Also, how do I test your new commit with an increased buffer size? Do I need to compile
Sabaki myself? Thanks for your help.

@yishn I have compiled Sabaki myself, and the issue persists.
I used the commands:

git clone https://github.com/SabakiHQ/Sabaki
cd Sabaki
npm install
npm run build

The compilation seemed to have worked fine. The executable and a screen dump are here:

https://www.dropbox.com/s/uqtyg9p0uwmos4i/Sabaki%20Compile.zip?dl=0

Thanks for your help,
Shun-Chen

After investigation, it seems we're accidentally excluding the decoding library from our bundle. This should be fixed on Sabaki master now. Can you pull, rebuild, and see if the problem is now fixed?

@yishn Sorry to bother you again, but the new version still seems to have issues.
I am attaching two files, one named Original.sgf and the other GB2312.sgf. The Original
does not have any character declaration, and the other one has. What appears to be an
anomaly is that Original.sgf loads fine into 43.3 but does NOT display properly in 50.1. The
file GB2312.sgf does load fine in both versions of Sabaki.

So, there appears to be a discrepancy between the two Sabaki versions. The attached file
is fairly simple, so this is rather strange. Any ideas?

Best,
Shun

Sample.zip

Hmm... it seems like detecting encoding on spliced test buffers didn't really work. Now we're just falling back to detecting encoding on the first 1000 bytes of the buffer.

In trying to figure out what might have gone wrong, I have inspected lots of files, using the
newly compiled version. What is really weird is that the detection does not seem to be consistent.
I have attached two files, one labeled as Good and the other as Bad. As far as I could tell, the two
files are essentially identical in form, and yet one displays properly and the other does not.
Don't know if this might help you pin down the issue or not.

Shun

Samples.zip

Let me add that both files in Samples.zip load properly in 43.3.

In v0.43.3, we're guessing encoding based on the first 100 bytes of the files. After extending the encoding guessing to the first 1000 bytes of the file, it doesn't guess GB2312 anymore because, as @fohristiwhirl pointed out, "SGF naturally contains a bunch of UTF-8 looking stuff like B[cc]; W[dd]".

If we restrict ourselves to the first 100 bytes again, your original file would have issues, because in there, the first 100 bytes doesn't contain any Chinese.

For short term, we can probably just pick something between 100 bytes and 1000 bytes and guess encoding based on that. For long term, we should let the user pick their own encoding.

Does it make sense to let the detection scheme focus on the C[], PB[], and PW[] fields? These are areas where different encoding might make a difference (especially C[]).

Yes, that was what we were doing before, using spliced test buffers. But that doesn't work as evidenced by your previous samples. The detected encodings on the spliced test buffers were completely wrong.

@yishn I have tested some more files, and I am attaching four of them. These are all original
files I downloaded from the web; the only exception is that I added GB[2312] into the file
"倒垂莲(共二变)- GB2312.sgf". All of these files have trouble with either 50.1 or 43.3, in that
most would hang Sabaki. However, I have found out that they ALL load just fine in Version 35.1.
So, I am wondering if the "older" scheme used in 35.1 might be more robust than what has been
implemented in the recent versions?

BTW, I compiled the latest version, but noticed that the new option on user encoding selection
failed to commit properly.

Best,
Shun

Test Files.zip

This has nothing to do with encoding, so please open a new issue on Sabaki's repository about the hanging. FYI the new option on user encoding selection is not implemented, it's an open issue, please subscribe to it for updates.

Thanks, just posted there.
=-=-=-=-=
## WRITTEN INSTRUCTION
According to the forum thread, how many bytes at the start of a file does v0.43.3 use to guess its encoding?

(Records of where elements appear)
=-=-=-=-=
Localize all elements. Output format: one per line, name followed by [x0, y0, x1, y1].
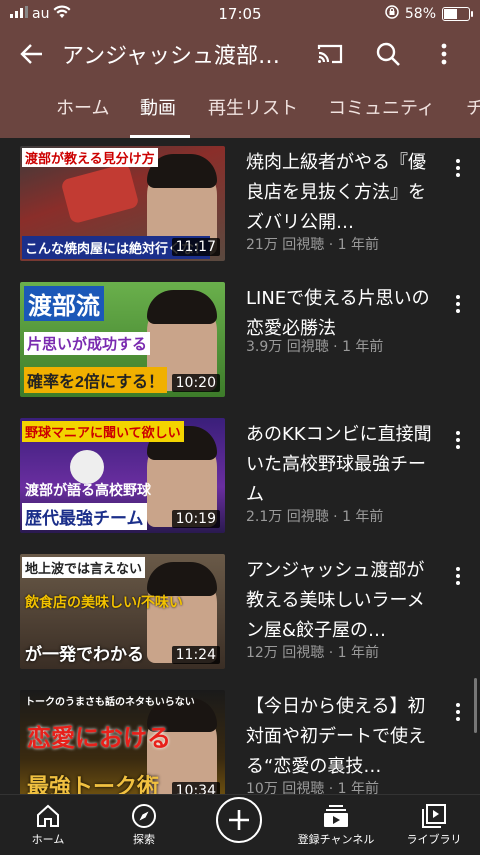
meat-image	[60, 162, 140, 225]
video-title[interactable]: LINEで使える片思いの恋愛必勝法	[246, 284, 442, 344]
battery-percent: 58%	[404, 6, 436, 22]
video-menu-icon[interactable]	[450, 292, 466, 316]
video-thumbnail[interactable]: 渡部が教える見分け方 こんな焼肉屋には絶対行くな！ 11:17	[20, 146, 225, 261]
search-icon[interactable]	[374, 40, 402, 68]
thumbnail-caption-bottom: 確率を2倍にする！	[24, 367, 168, 393]
nav-library-label: ライブラリ	[406, 833, 462, 846]
video-title[interactable]: 【今日から使える】初対面や初デートで使える“恋愛の裏技…	[246, 692, 442, 782]
video-duration: 11:17	[171, 238, 220, 256]
video-item[interactable]: 渡部が教える見分け方 こんな焼肉屋には絶対行くな！ 11:17 焼肉上級者がやる…	[0, 146, 480, 264]
thumbnail-caption-bottom: 最強トーク術	[27, 774, 160, 794]
video-list: 渡部が教える見分け方 こんな焼肉屋には絶対行くな！ 11:17 焼肉上級者がやる…	[0, 138, 480, 794]
nav-subscriptions[interactable]: 登録チャンネル	[290, 795, 382, 855]
video-item[interactable]: 野球マニアに聞いて欲しい 渡部が語る高校野球 歴代最強チーム 10:19 あのK…	[0, 418, 480, 536]
more-options-icon[interactable]	[434, 40, 454, 68]
video-meta: 12万 回視聴 · 1 年前	[246, 645, 379, 661]
thumbnail-caption-top: トークのうまさも話のネタもいらない	[25, 697, 195, 708]
video-item[interactable]: 渡部流 片思いが成功する 確率を2倍にする！ 10:20 LINEで使える片思い…	[0, 282, 480, 400]
thumbnail-caption-top: 渡部が教える見分け方	[22, 148, 158, 167]
channel-title: アンジャッシュ渡部…	[62, 44, 281, 69]
video-duration: 11:24	[171, 646, 220, 664]
subscriptions-icon	[324, 805, 348, 827]
compass-icon	[132, 804, 156, 828]
status-bar: au 17:05 58%	[0, 0, 480, 28]
orientation-lock-icon	[385, 5, 399, 23]
battery-icon	[442, 7, 473, 21]
video-meta: 10万 回視聴 · 1 年前	[246, 781, 379, 794]
video-duration: 10:34	[171, 782, 220, 794]
video-menu-icon[interactable]	[450, 428, 466, 452]
presenter-hair	[147, 562, 217, 596]
nav-subscriptions-label: 登録チャンネル	[297, 833, 375, 846]
video-meta: 3.9万 回視聴 · 1 年前	[246, 339, 384, 355]
video-title[interactable]: アンジャッシュ渡部が教える美味しいラーメン屋&餃子屋の…	[246, 556, 442, 646]
video-thumbnail[interactable]: 渡部流 片思いが成功する 確率を2倍にする！ 10:20	[20, 282, 225, 397]
video-thumbnail[interactable]: 野球マニアに聞いて欲しい 渡部が語る高校野球 歴代最強チーム 10:19	[20, 418, 225, 533]
video-thumbnail[interactable]: 地上波では言えない 飲食店の美味しい/不味い が一発でわかる 11:24	[20, 554, 225, 669]
nav-explore-label: 探索	[133, 833, 155, 846]
nav-home[interactable]: ホーム	[18, 795, 78, 855]
tab-playlists[interactable]: 再生リスト	[208, 92, 298, 138]
status-right: 58%	[385, 5, 473, 23]
nav-library[interactable]: ライブラリ	[398, 795, 470, 855]
plus-icon	[229, 810, 249, 830]
back-arrow-icon[interactable]	[18, 40, 46, 68]
video-menu-icon[interactable]	[450, 156, 466, 180]
thumbnail-caption-bottom: 歴代最強チーム	[22, 503, 147, 530]
video-menu-icon[interactable]	[450, 700, 466, 724]
video-menu-icon[interactable]	[450, 564, 466, 588]
app-bar: アンジャッシュ渡部… ホーム 動画 再生リスト コミュニティ チ	[0, 28, 480, 138]
tab-videos[interactable]: 動画	[130, 92, 190, 138]
thumbnail-caption-mid: 片思いが成功する	[24, 332, 151, 355]
video-title[interactable]: 焼肉上級者がやる『優良店を見抜く方法』をズバリ公開…	[246, 148, 442, 238]
baseball-image	[70, 450, 104, 484]
thumbnail-caption-top: 渡部流	[24, 286, 104, 321]
video-duration: 10:19	[171, 510, 220, 528]
nav-home-label: ホーム	[31, 833, 65, 846]
thumbnail-caption-mid: 恋愛における	[27, 725, 171, 752]
video-thumbnail[interactable]: トークのうまさも話のネタもいらない 恋愛における 最強トーク術 10:34	[20, 690, 225, 794]
thumbnail-caption-bottom: が一発でわかる	[25, 645, 144, 664]
cast-icon[interactable]	[316, 40, 344, 68]
thumbnail-caption-top: 地上波では言えない	[22, 557, 146, 578]
video-duration: 10:20	[171, 374, 220, 392]
library-icon	[422, 804, 446, 828]
thumbnail-caption-top: 野球マニアに聞いて欲しい	[22, 421, 184, 442]
home-icon	[37, 804, 59, 827]
create-button[interactable]	[216, 797, 262, 843]
tab-community[interactable]: コミュニティ	[328, 92, 435, 138]
tab-home[interactable]: ホーム	[56, 92, 109, 138]
video-meta: 21万 回視聴 · 1 年前	[246, 237, 379, 253]
nav-explore[interactable]: 探索	[114, 795, 174, 855]
channel-tabs: ホーム 動画 再生リスト コミュニティ チ	[0, 92, 480, 138]
video-item[interactable]: 地上波では言えない 飲食店の美味しい/不味い が一発でわかる 11:24 アンジ…	[0, 554, 480, 672]
video-item[interactable]: トークのうまさも話のネタもいらない 恋愛における 最強トーク術 10:34 【今…	[0, 690, 480, 794]
thumbnail-caption-mid: 飲食店の美味しい/不味い	[25, 594, 183, 610]
presenter-hair	[147, 290, 217, 324]
video-title[interactable]: あのKKコンビに直接聞いた高校野球最強チーム	[246, 420, 442, 510]
video-meta: 2.1万 回視聴 · 1 年前	[246, 509, 384, 525]
scrollbar[interactable]	[474, 678, 477, 733]
thumbnail-caption-mid: 渡部が語る高校野球	[25, 482, 151, 498]
tab-channels[interactable]: チ	[466, 92, 480, 138]
bottom-navigation: ホーム 探索 登録チャンネル ライブラリ	[0, 794, 480, 855]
=-=-=-=-=
## WRITTEN ANSWER
The first 100 bytes.